* [Recorded data]:
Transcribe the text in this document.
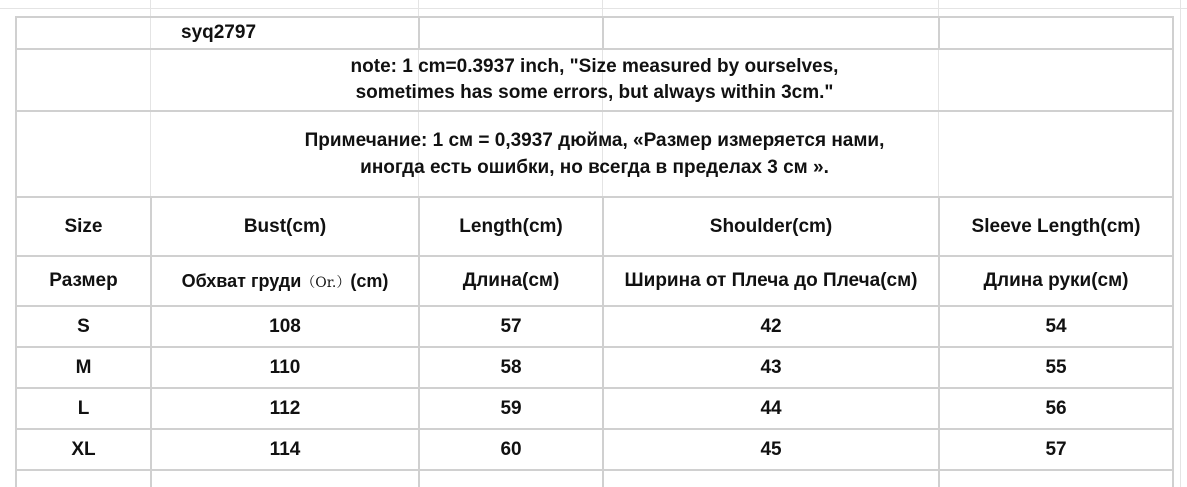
syq2797				

note: 1 cm=0.3937 inch, "Size measured by ourselves,
sometimes has some errors, but always within 3cm."				

Примечание: 1 см = 0,3937 дюйма, «Размер измеряется нами,
иногда есть ошибки, но всегда в пределах 3 см ».				

Size	Bust(cm)	Length(cm)	Shoulder(cm)	Sleeve Length(cm)
Размер	Обхват груди（Or.）(cm)	Длина(см)	Ширина от Плеча до Плеча(см)	Длина руки(см)
S	108	57	42	54
M	110	58	43	55
L	112	59	44	56
XL	114	60	45	57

* [To do]: The records above are to be reproduced exactly; the pictures are to be left out.

* [Output for this exercise]:
Transcribe the text in this document.
syq2797				

note: 1 cm=0.3937 inch, "Size measured by ourselves,
sometimes has some errors, but always within 3cm."				

Примечание: 1 см = 0,3937 дюйма, «Размер измеряется нами,
иногда есть ошибки, но всегда в пределах 3 см ».				

Size	Bust(cm)	Length(cm)	Shoulder(cm)	Sleeve Length(cm)
Размер	Обхват груди（Or.）(cm)	Длина(см)	Ширина от Плеча до Плеча(см)	Длина руки(см)
S	108	57	42	54
M	110	58	43	55
L	112	59	44	56
XL	114	60	45	57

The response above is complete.